[Data extracted from a collection]
####################
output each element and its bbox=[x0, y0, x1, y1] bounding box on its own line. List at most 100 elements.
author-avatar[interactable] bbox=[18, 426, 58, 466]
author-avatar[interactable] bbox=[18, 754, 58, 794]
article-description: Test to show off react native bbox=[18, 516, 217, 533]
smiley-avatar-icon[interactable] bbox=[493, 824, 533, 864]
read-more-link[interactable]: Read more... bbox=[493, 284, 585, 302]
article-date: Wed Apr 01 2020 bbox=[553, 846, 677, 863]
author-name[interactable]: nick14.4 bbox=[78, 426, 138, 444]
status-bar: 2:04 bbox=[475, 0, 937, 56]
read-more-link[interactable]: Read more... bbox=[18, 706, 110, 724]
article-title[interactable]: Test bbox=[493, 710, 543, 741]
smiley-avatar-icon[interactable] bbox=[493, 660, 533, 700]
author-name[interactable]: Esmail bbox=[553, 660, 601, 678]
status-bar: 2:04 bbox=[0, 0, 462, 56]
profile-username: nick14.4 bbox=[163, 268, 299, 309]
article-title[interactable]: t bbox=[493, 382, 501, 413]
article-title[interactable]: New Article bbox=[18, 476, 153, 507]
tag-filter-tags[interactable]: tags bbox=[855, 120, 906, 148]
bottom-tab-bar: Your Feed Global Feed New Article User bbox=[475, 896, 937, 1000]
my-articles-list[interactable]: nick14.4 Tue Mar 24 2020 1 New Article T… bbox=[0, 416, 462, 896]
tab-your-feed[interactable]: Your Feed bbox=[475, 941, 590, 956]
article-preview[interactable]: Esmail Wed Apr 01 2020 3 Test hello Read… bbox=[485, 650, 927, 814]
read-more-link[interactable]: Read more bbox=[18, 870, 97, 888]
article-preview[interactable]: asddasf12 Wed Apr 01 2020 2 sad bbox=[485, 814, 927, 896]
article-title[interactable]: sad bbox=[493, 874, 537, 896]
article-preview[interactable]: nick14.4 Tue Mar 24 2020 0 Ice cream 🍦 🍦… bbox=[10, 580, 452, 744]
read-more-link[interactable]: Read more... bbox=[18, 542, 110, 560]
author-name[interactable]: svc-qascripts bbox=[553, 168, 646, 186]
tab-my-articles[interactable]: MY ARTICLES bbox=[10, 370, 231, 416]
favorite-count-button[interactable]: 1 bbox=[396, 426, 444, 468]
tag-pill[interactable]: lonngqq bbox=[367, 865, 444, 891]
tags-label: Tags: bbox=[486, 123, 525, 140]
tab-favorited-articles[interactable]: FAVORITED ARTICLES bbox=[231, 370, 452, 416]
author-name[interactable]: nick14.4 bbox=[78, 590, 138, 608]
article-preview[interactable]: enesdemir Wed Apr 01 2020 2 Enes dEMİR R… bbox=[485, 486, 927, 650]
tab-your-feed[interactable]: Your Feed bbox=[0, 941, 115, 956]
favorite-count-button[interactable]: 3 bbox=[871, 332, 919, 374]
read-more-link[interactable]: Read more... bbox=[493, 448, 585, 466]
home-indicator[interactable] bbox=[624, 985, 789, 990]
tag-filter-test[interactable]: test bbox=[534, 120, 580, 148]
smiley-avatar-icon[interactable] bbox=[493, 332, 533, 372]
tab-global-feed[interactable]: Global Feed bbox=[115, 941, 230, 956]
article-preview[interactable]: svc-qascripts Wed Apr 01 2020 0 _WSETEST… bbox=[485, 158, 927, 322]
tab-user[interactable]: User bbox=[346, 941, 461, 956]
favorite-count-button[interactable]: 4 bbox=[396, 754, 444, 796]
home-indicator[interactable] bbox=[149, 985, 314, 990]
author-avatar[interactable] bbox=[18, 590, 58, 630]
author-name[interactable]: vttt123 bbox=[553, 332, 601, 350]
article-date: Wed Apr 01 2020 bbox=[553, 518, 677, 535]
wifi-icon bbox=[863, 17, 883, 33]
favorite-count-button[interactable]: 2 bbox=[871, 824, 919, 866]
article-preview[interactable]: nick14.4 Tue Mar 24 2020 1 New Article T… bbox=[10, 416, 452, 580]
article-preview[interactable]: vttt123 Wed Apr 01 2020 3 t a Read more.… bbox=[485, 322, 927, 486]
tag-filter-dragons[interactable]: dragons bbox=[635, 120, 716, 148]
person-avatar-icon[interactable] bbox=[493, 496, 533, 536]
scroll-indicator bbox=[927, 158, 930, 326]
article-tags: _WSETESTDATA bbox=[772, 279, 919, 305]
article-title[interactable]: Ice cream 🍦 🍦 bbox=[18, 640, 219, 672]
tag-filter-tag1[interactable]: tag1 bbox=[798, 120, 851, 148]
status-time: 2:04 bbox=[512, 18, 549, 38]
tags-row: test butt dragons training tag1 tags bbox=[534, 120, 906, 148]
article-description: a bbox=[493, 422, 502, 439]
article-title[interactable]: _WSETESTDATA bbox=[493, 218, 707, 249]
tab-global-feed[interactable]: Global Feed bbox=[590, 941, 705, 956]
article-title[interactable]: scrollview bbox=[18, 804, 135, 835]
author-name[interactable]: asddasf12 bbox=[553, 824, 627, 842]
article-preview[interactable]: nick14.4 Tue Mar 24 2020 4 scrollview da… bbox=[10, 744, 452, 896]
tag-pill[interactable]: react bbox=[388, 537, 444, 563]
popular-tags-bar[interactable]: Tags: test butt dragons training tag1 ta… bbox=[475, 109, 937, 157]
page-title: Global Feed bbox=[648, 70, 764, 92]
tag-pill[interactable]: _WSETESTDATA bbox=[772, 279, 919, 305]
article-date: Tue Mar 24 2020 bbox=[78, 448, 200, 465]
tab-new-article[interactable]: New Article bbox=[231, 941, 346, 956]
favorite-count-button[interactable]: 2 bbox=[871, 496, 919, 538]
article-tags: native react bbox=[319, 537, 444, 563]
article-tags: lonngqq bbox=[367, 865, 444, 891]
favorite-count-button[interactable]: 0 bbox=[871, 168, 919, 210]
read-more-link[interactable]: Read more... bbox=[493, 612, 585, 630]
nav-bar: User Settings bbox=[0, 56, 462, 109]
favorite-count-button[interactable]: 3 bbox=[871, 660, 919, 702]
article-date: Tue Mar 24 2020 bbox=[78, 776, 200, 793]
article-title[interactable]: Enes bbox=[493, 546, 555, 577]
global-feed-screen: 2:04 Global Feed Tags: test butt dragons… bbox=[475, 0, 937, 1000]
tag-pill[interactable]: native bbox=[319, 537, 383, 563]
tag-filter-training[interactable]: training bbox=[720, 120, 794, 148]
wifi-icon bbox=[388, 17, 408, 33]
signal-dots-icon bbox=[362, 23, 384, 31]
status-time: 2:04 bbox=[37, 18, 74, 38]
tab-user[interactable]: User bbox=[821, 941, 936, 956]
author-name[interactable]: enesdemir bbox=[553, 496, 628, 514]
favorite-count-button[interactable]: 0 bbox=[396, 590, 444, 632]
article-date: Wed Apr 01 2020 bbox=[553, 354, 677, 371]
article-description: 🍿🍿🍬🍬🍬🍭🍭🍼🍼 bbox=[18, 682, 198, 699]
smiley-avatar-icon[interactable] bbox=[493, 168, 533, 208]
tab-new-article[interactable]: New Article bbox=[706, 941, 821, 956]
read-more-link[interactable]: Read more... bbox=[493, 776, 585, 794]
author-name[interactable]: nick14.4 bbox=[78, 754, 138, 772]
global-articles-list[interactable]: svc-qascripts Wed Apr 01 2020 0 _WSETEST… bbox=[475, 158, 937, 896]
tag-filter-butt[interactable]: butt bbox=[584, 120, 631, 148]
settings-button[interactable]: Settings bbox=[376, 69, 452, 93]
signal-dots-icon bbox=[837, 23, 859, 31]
####################
Express the rows above as a Markdown table with two columns, "Number" and "Record line", giving each line its own number and leaving out blank lines.

**Expected answer:**
| Number | Record line |
|---|---|
| 1 | output each element and its bbox=[x0, y0, x1, y1] bounding box on its own line. List at most 100 elements. |
| 2 | author-avatar[interactable] bbox=[18, 426, 58, 466] |
| 3 | author-avatar[interactable] bbox=[18, 754, 58, 794] |
| 4 | article-description: Test to show off react native bbox=[18, 516, 217, 533] |
| 5 | smiley-avatar-icon[interactable] bbox=[493, 824, 533, 864] |
| 6 | read-more-link[interactable]: Read more... bbox=[493, 284, 585, 302] |
| 7 | article-date: Wed Apr 01 2020 bbox=[553, 846, 677, 863] |
| 8 | author-name[interactable]: nick14.4 bbox=[78, 426, 138, 444] |
| 9 | status-bar: 2:04 bbox=[475, 0, 937, 56] |
| 10 | read-more-link[interactable]: Read more... bbox=[18, 706, 110, 724] |
| 11 | article-title[interactable]: Test bbox=[493, 710, 543, 741] |
| 12 | smiley-avatar-icon[interactable] bbox=[493, 660, 533, 700] |
| 13 | author-name[interactable]: Esmail bbox=[553, 660, 601, 678] |
| 14 | status-bar: 2:04 bbox=[0, 0, 462, 56] |
| 15 | profile-username: nick14.4 bbox=[163, 268, 299, 309] |
| 16 | article-title[interactable]: t bbox=[493, 382, 501, 413] |
| 17 | article-title[interactable]: New Article bbox=[18, 476, 153, 507] |
| 18 | tag-filter-tags[interactable]: tags bbox=[855, 120, 906, 148] |
| 19 | bottom-tab-bar: Your Feed Global Feed New Article User bbox=[475, 896, 937, 1000] |
| 20 | my-articles-list[interactable]: nick14.4 Tue Mar 24 2020 1 New Article T… bbox=[0, 416, 462, 896] |
| 21 | tab-your-feed[interactable]: Your Feed bbox=[475, 941, 590, 956] |
| 22 | article-preview[interactable]: Esmail Wed Apr 01 2020 3 Test hello Read… bbox=[485, 650, 927, 814] |
| 23 | read-more-link[interactable]: Read more bbox=[18, 870, 97, 888] |
| 24 | article-preview[interactable]: asddasf12 Wed Apr 01 2020 2 sad bbox=[485, 814, 927, 896] |
| 25 | article-title[interactable]: sad bbox=[493, 874, 537, 896] |
| 26 | article-preview[interactable]: nick14.4 Tue Mar 24 2020 0 Ice cream 🍦 🍦… bbox=[10, 580, 452, 744] |
| 27 | read-more-link[interactable]: Read more... bbox=[18, 542, 110, 560] |
| 28 | author-name[interactable]: svc-qascripts bbox=[553, 168, 646, 186] |
| 29 | tab-my-articles[interactable]: MY ARTICLES bbox=[10, 370, 231, 416] |
| 30 | favorite-count-button[interactable]: 1 bbox=[396, 426, 444, 468] |
| 31 | tag-pill[interactable]: lonngqq bbox=[367, 865, 444, 891] |
| 32 | tags-label: Tags: bbox=[486, 123, 525, 140] |
| 33 | tab-favorited-articles[interactable]: FAVORITED ARTICLES bbox=[231, 370, 452, 416] |
| 34 | author-name[interactable]: nick14.4 bbox=[78, 590, 138, 608] |
| 35 | article-preview[interactable]: enesdemir Wed Apr 01 2020 2 Enes dEMİR R… bbox=[485, 486, 927, 650] |
| 36 | tab-your-feed[interactable]: Your Feed bbox=[0, 941, 115, 956] |
| 37 | favorite-count-button[interactable]: 3 bbox=[871, 332, 919, 374] |
| 38 | read-more-link[interactable]: Read more... bbox=[493, 448, 585, 466] |
| 39 | home-indicator[interactable] bbox=[624, 985, 789, 990] |
| 40 | tag-filter-test[interactable]: test bbox=[534, 120, 580, 148] |
| 41 | smiley-avatar-icon[interactable] bbox=[493, 332, 533, 372] |
| 42 | tab-global-feed[interactable]: Global Feed bbox=[115, 941, 230, 956] |
| 43 | article-preview[interactable]: svc-qascripts Wed Apr 01 2020 0 _WSETEST… bbox=[485, 158, 927, 322] |
| 44 | tab-user[interactable]: User bbox=[346, 941, 461, 956] |
| 45 | favorite-count-button[interactable]: 4 bbox=[396, 754, 444, 796] |
| 46 | home-indicator[interactable] bbox=[149, 985, 314, 990] |
| 47 | author-avatar[interactable] bbox=[18, 590, 58, 630] |
| 48 | author-name[interactable]: vttt123 bbox=[553, 332, 601, 350] |
| 49 | article-date: Wed Apr 01 2020 bbox=[553, 518, 677, 535] |
| 50 | wifi-icon bbox=[863, 17, 883, 33] |
| 51 | favorite-count-button[interactable]: 2 bbox=[871, 824, 919, 866] |
| 52 | article-preview[interactable]: nick14.4 Tue Mar 24 2020 1 New Article T… bbox=[10, 416, 452, 580] |
| 53 | article-preview[interactable]: vttt123 Wed Apr 01 2020 3 t a Read more.… bbox=[485, 322, 927, 486] |
| 54 | tag-filter-dragons[interactable]: dragons bbox=[635, 120, 716, 148] |
| 55 | person-avatar-icon[interactable] bbox=[493, 496, 533, 536] |
| 56 | scroll-indicator bbox=[927, 158, 930, 326] |
| 57 | article-tags: _WSETESTDATA bbox=[772, 279, 919, 305] |
| 58 | article-title[interactable]: Ice cream 🍦 🍦 bbox=[18, 640, 219, 672] |
| 59 | tag-filter-tag1[interactable]: tag1 bbox=[798, 120, 851, 148] |
| 60 | status-time: 2:04 bbox=[512, 18, 549, 38] |
| 61 | tags-row: test butt dragons training tag1 tags bbox=[534, 120, 906, 148] |
| 62 | article-description: a bbox=[493, 422, 502, 439] |
| 63 | article-title[interactable]: _WSETESTDATA bbox=[493, 218, 707, 249] |
| 64 | tab-global-feed[interactable]: Global Feed bbox=[590, 941, 705, 956] |
| 65 | article-title[interactable]: scrollview bbox=[18, 804, 135, 835] |
| 66 | author-name[interactable]: asddasf12 bbox=[553, 824, 627, 842] |
| 67 | article-preview[interactable]: nick14.4 Tue Mar 24 2020 4 scrollview da… bbox=[10, 744, 452, 896] |
| 68 | tag-pill[interactable]: react bbox=[388, 537, 444, 563] |
| 69 | popular-tags-bar[interactable]: Tags: test butt dragons training tag1 ta… bbox=[475, 109, 937, 157] |
| 70 | page-title: Global Feed bbox=[648, 70, 764, 92] |
| 71 | tag-pill[interactable]: _WSETESTDATA bbox=[772, 279, 919, 305] |
| 72 | article-date: Tue Mar 24 2020 bbox=[78, 448, 200, 465] |
| 73 | tab-new-article[interactable]: New Article bbox=[231, 941, 346, 956] |
| 74 | favorite-count-button[interactable]: 2 bbox=[871, 496, 919, 538] |
| 75 | article-tags: native react bbox=[319, 537, 444, 563] |
| 76 | article-tags: lonngqq bbox=[367, 865, 444, 891] |
| 77 | favorite-count-button[interactable]: 0 bbox=[871, 168, 919, 210] |
| 78 | read-more-link[interactable]: Read more... bbox=[493, 612, 585, 630] |
| 79 | nav-bar: User Settings bbox=[0, 56, 462, 109] |
| 80 | favorite-count-button[interactable]: 3 bbox=[871, 660, 919, 702] |
| 81 | article-date: Tue Mar 24 2020 bbox=[78, 776, 200, 793] |
| 82 | article-title[interactable]: Enes bbox=[493, 546, 555, 577] |
| 83 | global-feed-screen: 2:04 Global Feed Tags: test butt dragons… bbox=[475, 0, 937, 1000] |
| 84 | tag-pill[interactable]: native bbox=[319, 537, 383, 563] |
| 85 | tag-filter-training[interactable]: training bbox=[720, 120, 794, 148] |
| 86 | wifi-icon bbox=[388, 17, 408, 33] |
| 87 | signal-dots-icon bbox=[362, 23, 384, 31] |
| 88 | status-time: 2:04 bbox=[37, 18, 74, 38] |
| 89 | tab-user[interactable]: User bbox=[821, 941, 936, 956] |
| 90 | author-name[interactable]: enesdemir bbox=[553, 496, 628, 514] |
| 91 | favorite-count-button[interactable]: 0 bbox=[396, 590, 444, 632] |
| 92 | article-date: Wed Apr 01 2020 bbox=[553, 354, 677, 371] |
| 93 | article-description: 🍿🍿🍬🍬🍬🍭🍭🍼🍼 bbox=[18, 682, 198, 699] |
| 94 | smiley-avatar-icon[interactable] bbox=[493, 168, 533, 208] |
| 95 | tab-new-article[interactable]: New Article bbox=[706, 941, 821, 956] |
| 96 | read-more-link[interactable]: Read more... bbox=[493, 776, 585, 794] |
| 97 | author-name[interactable]: nick14.4 bbox=[78, 754, 138, 772] |
| 98 | global-articles-list[interactable]: svc-qascripts Wed Apr 01 2020 0 _WSETEST… bbox=[475, 158, 937, 896] |
| 99 | tag-filter-butt[interactable]: butt bbox=[584, 120, 631, 148] |
| 100 | settings-button[interactable]: Settings bbox=[376, 69, 452, 93] |
| 101 | signal-dots-icon bbox=[837, 23, 859, 31] |